--- YOUR TASKS ---
(1) From the court opinion, extract the passage from "After examining the" to "order of dismissal.".
(2) According to the court opinion, under what agreement is the New Mexico prisoner housed in the California prison system?
(3) Translate this sentence from the court opinion into Spanish: "He brought this complaint alleging denial of access to the courts."

--- TEXT TO READ ---
....................

Slip Opinions Home
Page | Keyword | Case | Docket | Date: Filed / Added |    Download WordPerfect version (18108 bytes)     Download RTF version (12394 bytes)






DON HOOVER, of the Corrections Department,





No. 97-2375

(D.C. No. CIV-96-449-MV)

(D. N.M.)


Before ANDERSON, BARRETT, and TACHA, Circuit Judges.

After examining the briefs and appellate record, this panel has determined unanimously that oral argument would not materially assist the determination of this appeal. See Fed. R. App. P. 34(a); 10th Cir. R. 34.1.9. The case is therefore ordered submitted without oral argument.

Plaintiff-appellant Richard R. Garcia appeals from the district court's order dismissing with prejudice his civil rights complaint. The district court construed his complaint, filed as a habeas petition, as a 42 U.S.C. § 1983 complaint for violation of his civil rights. It adopted the recommendation of the magistrate judge assigned to the case and dismissed the complaint with prejudice. We affirm the order of dismissal.

Appellant is a New Mexico prisoner currently housed in the California prison system under the provisions of the Interstate Corrections Compact. He brought this complaint alleging denial of access to the courts. He asserted that he needed physical access to New Mexico legal materials to pursue various proceedings in the New Mexico state and federal courts.

The district court initially found that appellant had failed to exhaust his administrative remedies. It suspended proceedings to allow appellant to pursue a grievance through the prison grievance system, which he did. As the result of his grievance, the prison authorities reiterated their policy of allowing appellant to obtain photocopies of identifiable New Mexico legal materials upon request from the head librarian at the New Mexico Penitentiary. They further granted his request for paralegal assistance with general research and with drafting of pleadings. Appellant was instructed that he could receive paralegal assistance with New Mexico law issues by requesting such assistance through the head librarian. The authorities denied appellant's request for retransfer to a New Mexico prison, however.

Appellant argued thereafter that the relief he had obtained through the grievance process was insufficient to vindicate his constitutional right of access to the New Mexico courts. The magistrate judge rejected this argument and recommended that appellant's complaint be dismissed. He found that New Mexico had provided appellant with sufficient access to New Mexico legal resources. He further found that appellant had failed to allege a relevant, actual injury from the alleged denial of access to the courts.

....................

--- RECORDED INFORMATION ---
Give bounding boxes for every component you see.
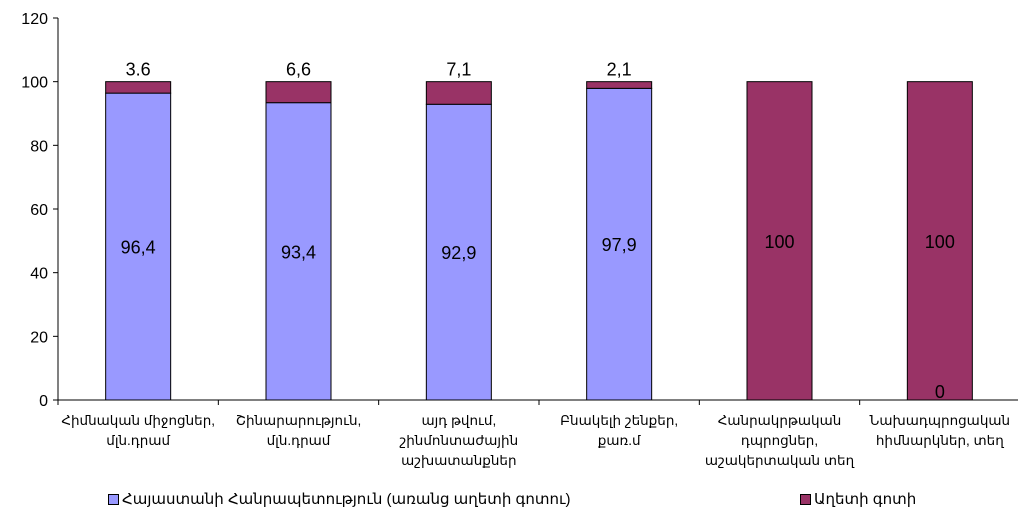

....................

--- RESULTS FOR EACH TASK ---
(1)
After examining the briefs and appellate record, this panel has determined unanimously that oral argument would not materially assist the determination of this appeal. See Fed. R. App. P. 34(a); 10th Cir. R. 34.1.9. The case is therefore ordered submitted without oral argument.

Plaintiff-appellant Richard R. Garcia appeals from the district court's order dismissing with prejudice his civil rights complaint. The district court construed his complaint, filed as a habeas petition, as a 42 U.S.C. § 1983 complaint for violation of his civil rights. It adopted the recommendation of the magistrate judge assigned to the case and dismissed the complaint with prejudice. We affirm the order of dismissal.

(2) The Interstate Corrections Compact.

(3) Presentó esta demanda alegando que se le negó el acceso a los tribunales.